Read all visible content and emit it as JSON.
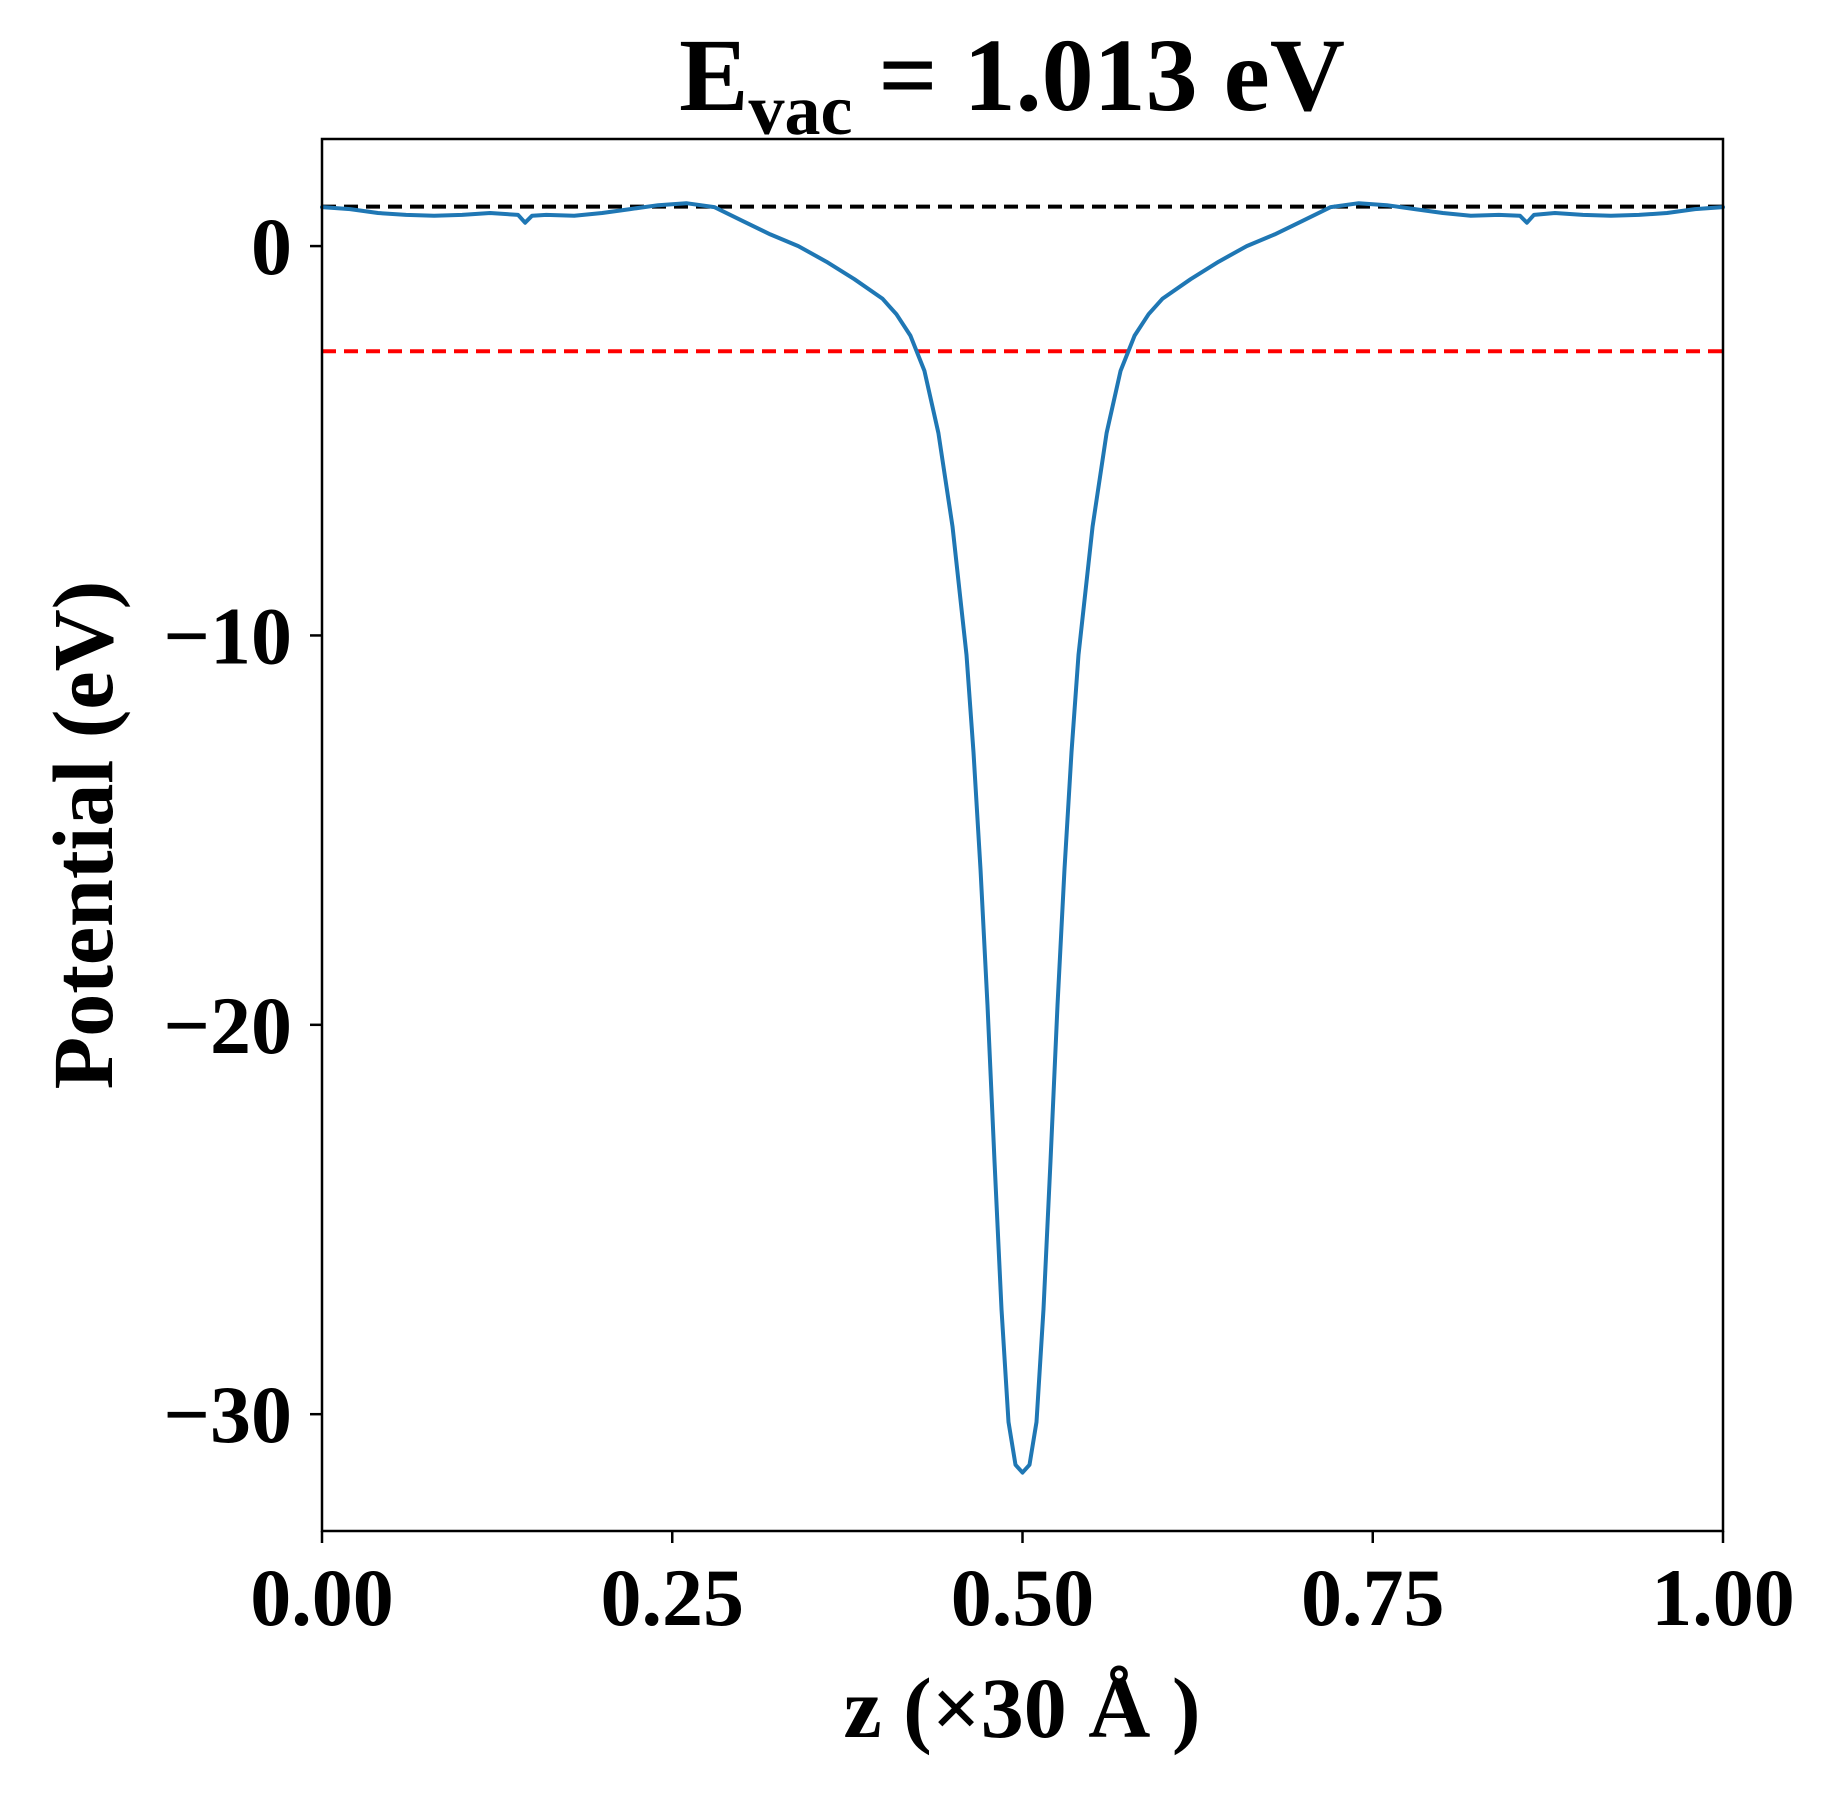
{
  "chart_data": {
    "type": "line",
    "title": {
      "main": "E",
      "subscript": "vac",
      "rest": " = 1.013 eV"
    },
    "xlabel": "z (×30 Å )",
    "ylabel": "Potential (eV)",
    "xlim": [
      0.0,
      1.0
    ],
    "ylim": [
      -33.0,
      2.75
    ],
    "x_ticks": [
      0.0,
      0.25,
      0.5,
      0.75,
      1.0
    ],
    "x_tick_labels": [
      "0.00",
      "0.25",
      "0.50",
      "0.75",
      "1.00"
    ],
    "y_ticks": [
      0,
      -10,
      -20,
      -30
    ],
    "y_tick_labels": [
      "0",
      "−10",
      "−20",
      "−30"
    ],
    "grid": false,
    "legend": null,
    "reference_lines": [
      {
        "label": "vacuum level",
        "y": 1.013,
        "color": "#000000",
        "style": "dashed"
      },
      {
        "label": "reference level",
        "y": -2.7,
        "color": "#ff0000",
        "style": "dashed"
      }
    ],
    "series": [
      {
        "color": "#1f77b4",
        "x": [
          0.0,
          0.02,
          0.04,
          0.06,
          0.08,
          0.1,
          0.12,
          0.14,
          0.145,
          0.15,
          0.16,
          0.18,
          0.2,
          0.22,
          0.24,
          0.26,
          0.28,
          0.3,
          0.32,
          0.34,
          0.36,
          0.38,
          0.4,
          0.41,
          0.42,
          0.43,
          0.44,
          0.45,
          0.46,
          0.465,
          0.47,
          0.475,
          0.48,
          0.485,
          0.49,
          0.495,
          0.5,
          0.505,
          0.51,
          0.515,
          0.52,
          0.525,
          0.53,
          0.535,
          0.54,
          0.55,
          0.56,
          0.57,
          0.58,
          0.59,
          0.6,
          0.62,
          0.64,
          0.66,
          0.68,
          0.7,
          0.72,
          0.74,
          0.76,
          0.78,
          0.8,
          0.82,
          0.84,
          0.855,
          0.86,
          0.865,
          0.88,
          0.9,
          0.92,
          0.94,
          0.96,
          0.98,
          1.0
        ],
        "y": [
          1.0,
          0.95,
          0.85,
          0.8,
          0.78,
          0.8,
          0.85,
          0.8,
          0.6,
          0.78,
          0.8,
          0.78,
          0.85,
          0.95,
          1.05,
          1.1,
          1.0,
          0.65,
          0.3,
          0.0,
          -0.4,
          -0.85,
          -1.35,
          -1.75,
          -2.3,
          -3.2,
          -4.8,
          -7.2,
          -10.5,
          -13.0,
          -16.0,
          -19.5,
          -23.5,
          -27.3,
          -30.2,
          -31.3,
          -31.5,
          -31.3,
          -30.2,
          -27.3,
          -23.5,
          -19.5,
          -16.0,
          -13.0,
          -10.5,
          -7.2,
          -4.8,
          -3.2,
          -2.3,
          -1.75,
          -1.35,
          -0.85,
          -0.4,
          0.0,
          0.3,
          0.65,
          1.0,
          1.1,
          1.05,
          0.95,
          0.85,
          0.78,
          0.8,
          0.78,
          0.6,
          0.8,
          0.85,
          0.8,
          0.78,
          0.8,
          0.85,
          0.95,
          1.0
        ]
      }
    ]
  }
}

TASK OBJECTIVE: Spot every line that holds "color" and copy it.

FINAL ANSWER:
        "color": "#000000",
        "color": "#ff0000",
        "color": "#1f77b4",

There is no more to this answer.